▶ [PROBLEM DETAILS]: List all lines of the data containing the word "lượng".

◇ ◇ ◇ ◇

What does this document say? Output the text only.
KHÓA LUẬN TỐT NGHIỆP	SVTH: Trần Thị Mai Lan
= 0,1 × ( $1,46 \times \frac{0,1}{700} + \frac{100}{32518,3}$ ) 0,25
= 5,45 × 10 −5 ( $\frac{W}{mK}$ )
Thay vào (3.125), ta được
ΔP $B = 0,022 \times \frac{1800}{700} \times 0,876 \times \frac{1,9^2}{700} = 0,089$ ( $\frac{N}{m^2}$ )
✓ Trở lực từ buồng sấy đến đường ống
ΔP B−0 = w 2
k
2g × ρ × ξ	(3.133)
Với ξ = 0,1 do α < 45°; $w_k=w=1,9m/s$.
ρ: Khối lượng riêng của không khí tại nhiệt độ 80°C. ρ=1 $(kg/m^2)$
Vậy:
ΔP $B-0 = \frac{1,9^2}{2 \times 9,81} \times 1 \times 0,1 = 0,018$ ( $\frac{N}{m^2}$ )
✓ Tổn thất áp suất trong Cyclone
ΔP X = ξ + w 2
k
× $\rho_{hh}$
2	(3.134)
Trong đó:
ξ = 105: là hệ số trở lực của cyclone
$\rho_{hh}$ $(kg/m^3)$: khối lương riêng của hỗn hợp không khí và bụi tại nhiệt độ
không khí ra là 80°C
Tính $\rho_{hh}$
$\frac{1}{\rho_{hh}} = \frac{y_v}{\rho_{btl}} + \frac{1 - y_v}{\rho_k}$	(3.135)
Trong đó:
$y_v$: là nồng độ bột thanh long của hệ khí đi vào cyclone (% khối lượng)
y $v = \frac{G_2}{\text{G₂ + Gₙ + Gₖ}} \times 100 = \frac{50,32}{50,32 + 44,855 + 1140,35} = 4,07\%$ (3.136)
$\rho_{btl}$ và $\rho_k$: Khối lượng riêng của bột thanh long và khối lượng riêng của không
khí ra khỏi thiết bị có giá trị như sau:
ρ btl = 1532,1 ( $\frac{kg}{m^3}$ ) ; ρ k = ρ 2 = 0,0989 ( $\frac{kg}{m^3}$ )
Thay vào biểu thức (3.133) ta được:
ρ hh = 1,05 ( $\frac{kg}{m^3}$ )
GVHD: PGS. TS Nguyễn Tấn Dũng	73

◇ ◇ ◇ ◇

▶ [ANSWER FOR THE TASK]:
ρ: Khối lượng riêng của không khí tại nhiệt độ 80°C. ρ=1 $(kg/m^2)$
$y_v$: là nồng độ bột thanh long của hệ khí đi vào cyclone (% khối lượng)
$\rho_{btl}$ và $\rho_k$: Khối lượng riêng của bột thanh long và khối lượng riêng của không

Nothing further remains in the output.